### Extracted entries ###

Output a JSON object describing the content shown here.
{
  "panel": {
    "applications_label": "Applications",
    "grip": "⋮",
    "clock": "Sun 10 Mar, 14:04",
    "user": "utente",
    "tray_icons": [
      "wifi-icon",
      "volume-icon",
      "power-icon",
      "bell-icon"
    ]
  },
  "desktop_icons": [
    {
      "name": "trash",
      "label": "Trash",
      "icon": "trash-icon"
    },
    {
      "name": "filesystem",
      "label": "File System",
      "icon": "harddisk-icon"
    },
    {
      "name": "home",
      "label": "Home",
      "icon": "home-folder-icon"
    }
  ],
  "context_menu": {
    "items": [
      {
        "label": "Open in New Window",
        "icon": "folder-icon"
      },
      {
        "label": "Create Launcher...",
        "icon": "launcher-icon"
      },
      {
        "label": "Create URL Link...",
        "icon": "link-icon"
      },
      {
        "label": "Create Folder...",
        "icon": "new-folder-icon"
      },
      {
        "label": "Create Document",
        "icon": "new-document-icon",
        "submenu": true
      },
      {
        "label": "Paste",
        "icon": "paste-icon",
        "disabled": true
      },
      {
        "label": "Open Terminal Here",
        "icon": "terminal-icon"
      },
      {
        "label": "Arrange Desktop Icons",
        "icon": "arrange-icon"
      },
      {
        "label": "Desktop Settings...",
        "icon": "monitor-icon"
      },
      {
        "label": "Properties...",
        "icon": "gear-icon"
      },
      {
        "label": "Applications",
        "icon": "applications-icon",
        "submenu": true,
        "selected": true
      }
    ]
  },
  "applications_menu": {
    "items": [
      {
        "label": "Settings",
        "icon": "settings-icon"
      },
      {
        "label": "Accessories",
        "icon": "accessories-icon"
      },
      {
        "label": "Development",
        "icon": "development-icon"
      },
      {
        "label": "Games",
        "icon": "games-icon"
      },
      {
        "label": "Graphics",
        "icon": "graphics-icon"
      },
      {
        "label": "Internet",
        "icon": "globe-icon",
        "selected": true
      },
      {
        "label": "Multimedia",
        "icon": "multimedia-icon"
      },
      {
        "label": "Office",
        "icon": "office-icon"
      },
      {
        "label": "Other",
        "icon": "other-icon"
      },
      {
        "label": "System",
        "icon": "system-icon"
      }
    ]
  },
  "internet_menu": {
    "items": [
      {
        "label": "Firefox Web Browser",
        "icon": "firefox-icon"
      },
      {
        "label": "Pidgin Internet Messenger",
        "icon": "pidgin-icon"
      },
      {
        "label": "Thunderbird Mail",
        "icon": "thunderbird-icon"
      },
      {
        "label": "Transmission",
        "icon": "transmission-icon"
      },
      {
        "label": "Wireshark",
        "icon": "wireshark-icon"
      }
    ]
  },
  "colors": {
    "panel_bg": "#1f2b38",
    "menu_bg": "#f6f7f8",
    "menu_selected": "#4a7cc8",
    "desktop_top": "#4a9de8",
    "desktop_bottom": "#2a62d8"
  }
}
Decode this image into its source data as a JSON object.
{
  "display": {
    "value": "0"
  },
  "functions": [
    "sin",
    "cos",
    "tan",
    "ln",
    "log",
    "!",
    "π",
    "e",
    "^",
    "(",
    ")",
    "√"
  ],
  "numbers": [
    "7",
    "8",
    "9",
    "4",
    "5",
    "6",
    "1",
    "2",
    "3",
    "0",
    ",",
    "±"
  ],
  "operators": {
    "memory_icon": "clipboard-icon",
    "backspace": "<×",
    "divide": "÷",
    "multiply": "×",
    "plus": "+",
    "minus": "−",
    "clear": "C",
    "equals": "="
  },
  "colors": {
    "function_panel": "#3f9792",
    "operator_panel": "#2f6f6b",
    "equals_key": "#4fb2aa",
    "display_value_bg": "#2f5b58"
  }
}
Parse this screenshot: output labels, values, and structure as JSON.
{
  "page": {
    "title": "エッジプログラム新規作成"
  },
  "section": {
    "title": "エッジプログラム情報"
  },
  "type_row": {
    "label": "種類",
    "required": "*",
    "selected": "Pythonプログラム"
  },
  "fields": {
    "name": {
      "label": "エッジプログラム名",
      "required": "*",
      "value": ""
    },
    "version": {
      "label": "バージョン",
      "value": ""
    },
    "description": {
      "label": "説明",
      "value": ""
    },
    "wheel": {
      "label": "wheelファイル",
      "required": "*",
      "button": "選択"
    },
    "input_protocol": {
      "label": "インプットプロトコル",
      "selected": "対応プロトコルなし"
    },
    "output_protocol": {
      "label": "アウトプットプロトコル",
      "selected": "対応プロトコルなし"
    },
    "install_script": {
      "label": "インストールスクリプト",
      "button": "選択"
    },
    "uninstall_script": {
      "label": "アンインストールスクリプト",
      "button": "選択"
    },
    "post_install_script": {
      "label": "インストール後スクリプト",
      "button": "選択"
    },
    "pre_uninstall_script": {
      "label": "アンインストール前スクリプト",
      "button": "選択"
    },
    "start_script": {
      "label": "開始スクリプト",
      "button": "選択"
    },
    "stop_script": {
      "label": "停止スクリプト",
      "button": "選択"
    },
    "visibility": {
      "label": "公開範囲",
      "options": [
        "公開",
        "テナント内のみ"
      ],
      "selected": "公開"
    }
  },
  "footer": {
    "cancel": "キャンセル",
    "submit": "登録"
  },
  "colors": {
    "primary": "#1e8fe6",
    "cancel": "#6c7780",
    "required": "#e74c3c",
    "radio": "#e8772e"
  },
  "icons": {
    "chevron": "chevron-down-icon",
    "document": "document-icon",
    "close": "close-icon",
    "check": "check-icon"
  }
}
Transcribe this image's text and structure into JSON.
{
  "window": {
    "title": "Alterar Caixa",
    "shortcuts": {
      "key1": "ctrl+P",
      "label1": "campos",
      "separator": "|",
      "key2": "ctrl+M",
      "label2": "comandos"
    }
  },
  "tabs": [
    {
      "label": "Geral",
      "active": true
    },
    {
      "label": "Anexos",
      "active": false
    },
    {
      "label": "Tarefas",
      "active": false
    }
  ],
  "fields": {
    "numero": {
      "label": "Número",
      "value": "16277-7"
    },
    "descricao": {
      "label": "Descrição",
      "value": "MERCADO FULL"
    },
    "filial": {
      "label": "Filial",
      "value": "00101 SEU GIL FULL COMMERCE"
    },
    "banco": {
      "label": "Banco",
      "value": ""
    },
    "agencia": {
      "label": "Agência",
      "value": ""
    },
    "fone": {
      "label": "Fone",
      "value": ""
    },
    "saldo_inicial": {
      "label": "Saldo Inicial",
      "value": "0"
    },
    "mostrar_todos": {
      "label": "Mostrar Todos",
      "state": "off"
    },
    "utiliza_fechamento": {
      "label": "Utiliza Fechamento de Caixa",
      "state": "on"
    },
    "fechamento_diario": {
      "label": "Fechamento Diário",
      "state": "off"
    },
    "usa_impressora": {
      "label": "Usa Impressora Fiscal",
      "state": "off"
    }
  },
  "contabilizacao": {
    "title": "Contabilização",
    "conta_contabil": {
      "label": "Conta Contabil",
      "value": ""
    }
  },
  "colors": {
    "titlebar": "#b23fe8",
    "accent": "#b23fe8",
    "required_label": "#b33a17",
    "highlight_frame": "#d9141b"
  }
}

###

▶ _Your instructions_: Retype the records in full. Keep every line identical to the original.

▶ _Answer to this exercise_:
Output a JSON object describing the content shown here.
{
  "panel": {
    "applications_label": "Applications",
    "grip": "⋮",
    "clock": "Sun 10 Mar, 14:04",
    "user": "utente",
    "tray_icons": [
      "wifi-icon",
      "volume-icon",
      "power-icon",
      "bell-icon"
    ]
  },
  "desktop_icons": [
    {
      "name": "trash",
      "label": "Trash",
      "icon": "trash-icon"
    },
    {
      "name": "filesystem",
      "label": "File System",
      "icon": "harddisk-icon"
    },
    {
      "name": "home",
      "label": "Home",
      "icon": "home-folder-icon"
    }
  ],
  "context_menu": {
    "items": [
      {
        "label": "Open in New Window",
        "icon": "folder-icon"
      },
      {
        "label": "Create Launcher...",
        "icon": "launcher-icon"
      },
      {
        "label": "Create URL Link...",
        "icon": "link-icon"
      },
      {
        "label": "Create Folder...",
        "icon": "new-folder-icon"
      },
      {
        "label": "Create Document",
        "icon": "new-document-icon",
        "submenu": true
      },
      {
        "label": "Paste",
        "icon": "paste-icon",
        "disabled": true
      },
      {
        "label": "Open Terminal Here",
        "icon": "terminal-icon"
      },
      {
        "label": "Arrange Desktop Icons",
        "icon": "arrange-icon"
      },
      {
        "label": "Desktop Settings...",
        "icon": "monitor-icon"
      },
      {
        "label": "Properties...",
        "icon": "gear-icon"
      },
      {
        "label": "Applications",
        "icon": "applications-icon",
        "submenu": true,
        "selected": true
      }
    ]
  },
  "applications_menu": {
    "items": [
      {
        "label": "Settings",
        "icon": "settings-icon"
      },
      {
        "label": "Accessories",
        "icon": "accessories-icon"
      },
      {
        "label": "Development",
        "icon": "development-icon"
      },
      {
        "label": "Games",
        "icon": "games-icon"
      },
      {
        "label": "Graphics",
        "icon": "graphics-icon"
      },
      {
        "label": "Internet",
        "icon": "globe-icon",
        "selected": true
      },
      {
        "label": "Multimedia",
        "icon": "multimedia-icon"
      },
      {
        "label": "Office",
        "icon": "office-icon"
      },
      {
        "label": "Other",
        "icon": "other-icon"
      },
      {
        "label": "System",
        "icon": "system-icon"
      }
    ]
  },
  "internet_menu": {
    "items": [
      {
        "label": "Firefox Web Browser",
        "icon": "firefox-icon"
      },
      {
        "label": "Pidgin Internet Messenger",
        "icon": "pidgin-icon"
      },
      {
        "label": "Thunderbird Mail",
        "icon": "thunderbird-icon"
      },
      {
        "label": "Transmission",
        "icon": "transmission-icon"
      },
      {
        "label": "Wireshark",
        "icon": "wireshark-icon"
      }
    ]
  },
  "colors": {
    "panel_bg": "#1f2b38",
    "menu_bg": "#f6f7f8",
    "menu_selected": "#4a7cc8",
    "desktop_top": "#4a9de8",
    "desktop_bottom": "#2a62d8"
  }
}
Decode this image into its source data as a JSON object.
{
  "display": {
    "value": "0"
  },
  "functions": [
    "sin",
    "cos",
    "tan",
    "ln",
    "log",
    "!",
    "π",
    "e",
    "^",
    "(",
    ")",
    "√"
  ],
  "numbers": [
    "7",
    "8",
    "9",
    "4",
    "5",
    "6",
    "1",
    "2",
    "3",
    "0",
    ",",
    "±"
  ],
  "operators": {
    "memory_icon": "clipboard-icon",
    "backspace": "<×",
    "divide": "÷",
    "multiply": "×",
    "plus": "+",
    "minus": "−",
    "clear": "C",
    "equals": "="
  },
  "colors": {
    "function_panel": "#3f9792",
    "operator_panel": "#2f6f6b",
    "equals_key": "#4fb2aa",
    "display_value_bg": "#2f5b58"
  }
}
Parse this screenshot: output labels, values, and structure as JSON.
{
  "page": {
    "title": "エッジプログラム新規作成"
  },
  "section": {
    "title": "エッジプログラム情報"
  },
  "type_row": {
    "label": "種類",
    "required": "*",
    "selected": "Pythonプログラム"
  },
  "fields": {
    "name": {
      "label": "エッジプログラム名",
      "required": "*",
      "value": ""
    },
    "version": {
      "label": "バージョン",
      "value": ""
    },
    "description": {
      "label": "説明",
      "value": ""
    },
    "wheel": {
      "label": "wheelファイル",
      "required": "*",
      "button": "選択"
    },
    "input_protocol": {
      "label": "インプットプロトコル",
      "selected": "対応プロトコルなし"
    },
    "output_protocol": {
      "label": "アウトプットプロトコル",
      "selected": "対応プロトコルなし"
    },
    "install_script": {
      "label": "インストールスクリプト",
      "button": "選択"
    },
    "uninstall_script": {
      "label": "アンインストールスクリプト",
      "button": "選択"
    },
    "post_install_script": {
      "label": "インストール後スクリプト",
      "button": "選択"
    },
    "pre_uninstall_script": {
      "label": "アンインストール前スクリプト",
      "button": "選択"
    },
    "start_script": {
      "label": "開始スクリプト",
      "button": "選択"
    },
    "stop_script": {
      "label": "停止スクリプト",
      "button": "選択"
    },
    "visibility": {
      "label": "公開範囲",
      "options": [
        "公開",
        "テナント内のみ"
      ],
      "selected": "公開"
    }
  },
  "footer": {
    "cancel": "キャンセル",
    "submit": "登録"
  },
  "colors": {
    "primary": "#1e8fe6",
    "cancel": "#6c7780",
    "required": "#e74c3c",
    "radio": "#e8772e"
  },
  "icons": {
    "chevron": "chevron-down-icon",
    "document": "document-icon",
    "close": "close-icon",
    "check": "check-icon"
  }
}
Transcribe this image's text and structure into JSON.
{
  "window": {
    "title": "Alterar Caixa",
    "shortcuts": {
      "key1": "ctrl+P",
      "label1": "campos",
      "separator": "|",
      "key2": "ctrl+M",
      "label2": "comandos"
    }
  },
  "tabs": [
    {
      "label": "Geral",
      "active": true
    },
    {
      "label": "Anexos",
      "active": false
    },
    {
      "label": "Tarefas",
      "active": false
    }
  ],
  "fields": {
    "numero": {
      "label": "Número",
      "value": "16277-7"
    },
    "descricao": {
      "label": "Descrição",
      "value": "MERCADO FULL"
    },
    "filial": {
      "label": "Filial",
      "value": "00101 SEU GIL FULL COMMERCE"
    },
    "banco": {
      "label": "Banco",
      "value": ""
    },
    "agencia": {
      "label": "Agência",
      "value": ""
    },
    "fone": {
      "label": "Fone",
      "value": ""
    },
    "saldo_inicial": {
      "label": "Saldo Inicial",
      "value": "0"
    },
    "mostrar_todos": {
      "label": "Mostrar Todos",
      "state": "off"
    },
    "utiliza_fechamento": {
      "label": "Utiliza Fechamento de Caixa",
      "state": "on"
    },
    "fechamento_diario": {
      "label": "Fechamento Diário",
      "state": "off"
    },
    "usa_impressora": {
      "label": "Usa Impressora Fiscal",
      "state": "off"
    }
  },
  "contabilizacao": {
    "title": "Contabilização",
    "conta_contabil": {
      "label": "Conta Contabil",
      "value": ""
    }
  },
  "colors": {
    "titlebar": "#b23fe8",
    "accent": "#b23fe8",
    "required_label": "#b33a17",
    "highlight_frame": "#d9141b"
  }
}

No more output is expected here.